-- start of PROVIDED ENTRIES --

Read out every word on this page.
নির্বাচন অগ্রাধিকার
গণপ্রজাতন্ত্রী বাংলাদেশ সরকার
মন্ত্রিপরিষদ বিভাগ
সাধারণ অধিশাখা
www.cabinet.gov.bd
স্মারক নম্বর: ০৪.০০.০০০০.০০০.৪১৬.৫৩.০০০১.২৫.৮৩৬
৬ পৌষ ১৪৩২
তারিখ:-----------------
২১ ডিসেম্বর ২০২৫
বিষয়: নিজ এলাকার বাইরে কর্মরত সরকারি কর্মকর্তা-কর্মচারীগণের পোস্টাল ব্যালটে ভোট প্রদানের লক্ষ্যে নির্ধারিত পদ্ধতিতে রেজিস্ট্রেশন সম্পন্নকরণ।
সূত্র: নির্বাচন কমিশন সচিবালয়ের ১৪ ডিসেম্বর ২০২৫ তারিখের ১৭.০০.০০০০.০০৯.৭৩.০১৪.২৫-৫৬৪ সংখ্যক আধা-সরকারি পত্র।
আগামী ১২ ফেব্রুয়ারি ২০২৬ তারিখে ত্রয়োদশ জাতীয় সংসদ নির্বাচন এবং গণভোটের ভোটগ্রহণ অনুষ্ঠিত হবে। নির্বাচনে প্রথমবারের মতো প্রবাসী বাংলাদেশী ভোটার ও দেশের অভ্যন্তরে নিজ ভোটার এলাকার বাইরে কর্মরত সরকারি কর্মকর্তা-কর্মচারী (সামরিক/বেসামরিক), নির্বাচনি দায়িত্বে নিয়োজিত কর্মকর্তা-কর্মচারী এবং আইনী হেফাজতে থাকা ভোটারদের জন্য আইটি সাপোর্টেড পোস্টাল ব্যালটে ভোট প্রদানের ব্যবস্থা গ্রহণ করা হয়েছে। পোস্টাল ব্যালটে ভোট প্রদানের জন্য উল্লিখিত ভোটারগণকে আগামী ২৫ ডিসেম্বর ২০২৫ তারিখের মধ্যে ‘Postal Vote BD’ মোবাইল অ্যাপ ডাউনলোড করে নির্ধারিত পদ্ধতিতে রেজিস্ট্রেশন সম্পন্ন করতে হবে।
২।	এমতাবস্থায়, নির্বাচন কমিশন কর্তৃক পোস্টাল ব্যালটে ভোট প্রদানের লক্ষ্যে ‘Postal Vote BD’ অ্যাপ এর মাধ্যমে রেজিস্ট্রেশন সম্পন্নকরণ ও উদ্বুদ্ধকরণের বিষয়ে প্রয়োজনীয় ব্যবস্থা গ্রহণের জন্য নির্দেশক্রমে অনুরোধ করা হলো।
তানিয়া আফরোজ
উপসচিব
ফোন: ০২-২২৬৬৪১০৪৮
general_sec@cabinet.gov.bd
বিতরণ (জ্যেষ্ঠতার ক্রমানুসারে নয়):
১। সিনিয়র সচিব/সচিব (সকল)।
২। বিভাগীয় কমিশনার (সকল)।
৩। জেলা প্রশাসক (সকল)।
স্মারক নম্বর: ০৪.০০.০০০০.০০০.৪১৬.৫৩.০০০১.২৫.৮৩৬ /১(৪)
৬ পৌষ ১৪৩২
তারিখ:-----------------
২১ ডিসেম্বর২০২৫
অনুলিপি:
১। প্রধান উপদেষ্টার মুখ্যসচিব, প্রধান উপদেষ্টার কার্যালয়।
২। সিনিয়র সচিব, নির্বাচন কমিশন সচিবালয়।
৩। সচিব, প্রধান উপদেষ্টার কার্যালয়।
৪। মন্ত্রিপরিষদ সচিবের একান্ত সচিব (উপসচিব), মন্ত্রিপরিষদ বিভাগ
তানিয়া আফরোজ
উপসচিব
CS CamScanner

-- end of PROVIDED ENTRIES --

__PROMPT__
Read the lines above. Gather those in which the string "Vote" is found.

__EXERCISE ANSWER__
আগামী ১২ ফেব্রুয়ারি ২০২৬ তারিখে ত্রয়োদশ জাতীয় সংসদ নির্বাচন এবং গণভোটের ভোটগ্রহণ অনুষ্ঠিত হবে। নির্বাচনে প্রথমবারের মতো প্রবাসী বাংলাদেশী ভোটার ও দেশের অভ্যন্তরে নিজ ভোটার এলাকার বাইরে কর্মরত সরকারি কর্মকর্তা-কর্মচারী (সামরিক/বেসামরিক), নির্বাচনি দায়িত্বে নিয়োজিত কর্মকর্তা-কর্মচারী এবং আইনী হেফাজতে থাকা ভোটারদের জন্য আইটি সাপোর্টেড পোস্টাল ব্যালটে ভোট প্রদানের ব্যবস্থা গ্রহণ করা হয়েছে। পোস্টাল ব্যালটে ভোট প্রদানের জন্য উল্লিখিত ভোটারগণকে আগামী ২৫ ডিসেম্বর ২০২৫ তারিখের মধ্যে ‘Postal Vote BD’ মোবাইল অ্যাপ ডাউনলোড করে নির্ধারিত পদ্ধতিতে রেজিস্ট্রেশন সম্পন্ন করতে হবে।
২।	এমতাবস্থায়, নির্বাচন কমিশন কর্তৃক পোস্টাল ব্যালটে ভোট প্রদানের লক্ষ্যে ‘Postal Vote BD’ অ্যাপ এর মাধ্যমে রেজিস্ট্রেশন সম্পন্নকরণ ও উদ্বুদ্ধকরণের বিষয়ে প্রয়োজনীয় ব্যবস্থা গ্রহণের জন্য নির্দেশক্রমে অনুরোধ করা হলো।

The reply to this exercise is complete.